(Stored records)
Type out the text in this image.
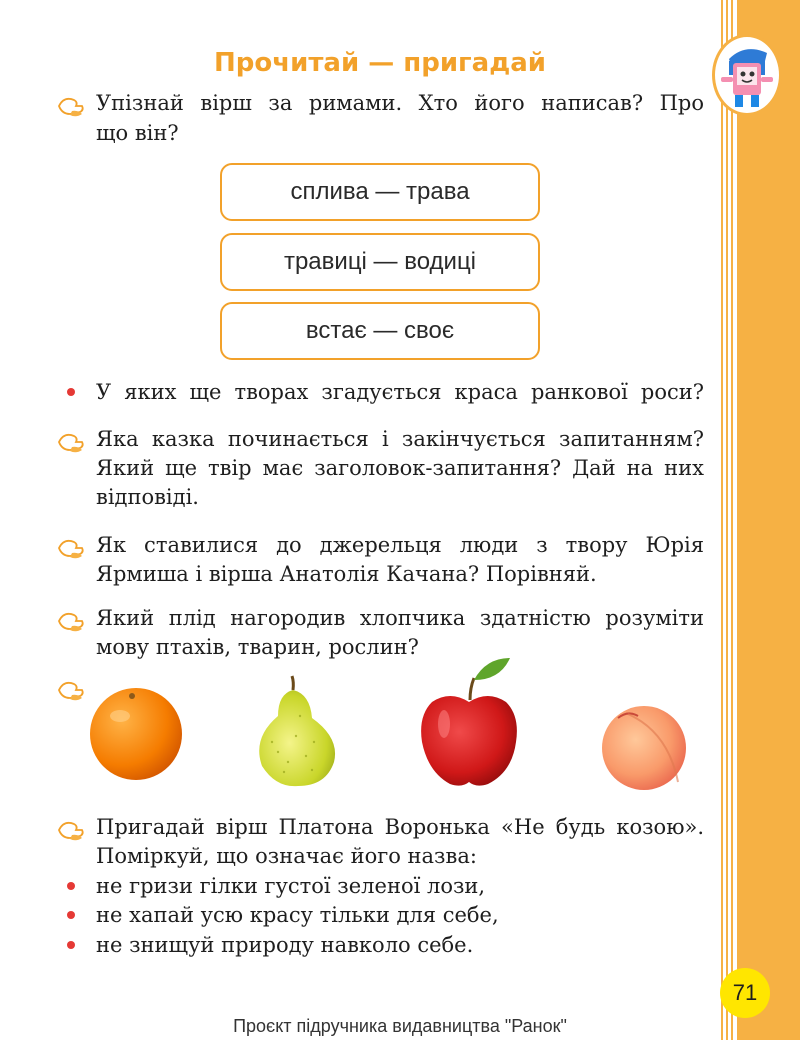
Прочитай — пригадай
Упізнай вірш за римами. Хто його написав? Про
що він?
сплива — трава
травиці — водиці
встає — своє
У яких ще творах згадується краса ранкової роси?
Яка казка починається і закінчується запитанням?
Який ще твір має заголовок-запитання? Дай на них
відповіді.
Як ставилися до джерельця люди з твору Юрія
Ярмиша і вірша Анатолія Качана? Порівняй.
Який плід нагородив хлопчика здатністю розуміти
мову птахів, тварин, рослин?
Пригадай вірш Платона Воронька «Не будь козою».
Поміркуй, що означає його назва:
не гризи гілки густої зеленої лози,
не хапай усю красу тільки для себе,
не знищуй природу навколо себе.
71
Проєкт підручника видавництва "Ранок"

• EXERCISE AIM
The records above are to be quoted exactly, with all pictures left out.

• ANSWER TO THIS TASK
Type out the text in this image.
Прочитай — пригадай
Упізнай вірш за римами. Хто його написав? Про
що він?
сплива — трава
травиці — водиці
встає — своє
У яких ще творах згадується краса ранкової роси?
Яка казка починається і закінчується запитанням?
Який ще твір має заголовок-запитання? Дай на них
відповіді.
Як ставилися до джерельця люди з твору Юрія
Ярмиша і вірша Анатолія Качана? Порівняй.
Який плід нагородив хлопчика здатністю розуміти
мову птахів, тварин, рослин?
Пригадай вірш Платона Воронька «Не будь козою».
Поміркуй, що означає його назва:
не гризи гілки густої зеленої лози,
не хапай усю красу тільки для себе,
не знищуй природу навколо себе.
71
Проєкт підручника видавництва "Ранок"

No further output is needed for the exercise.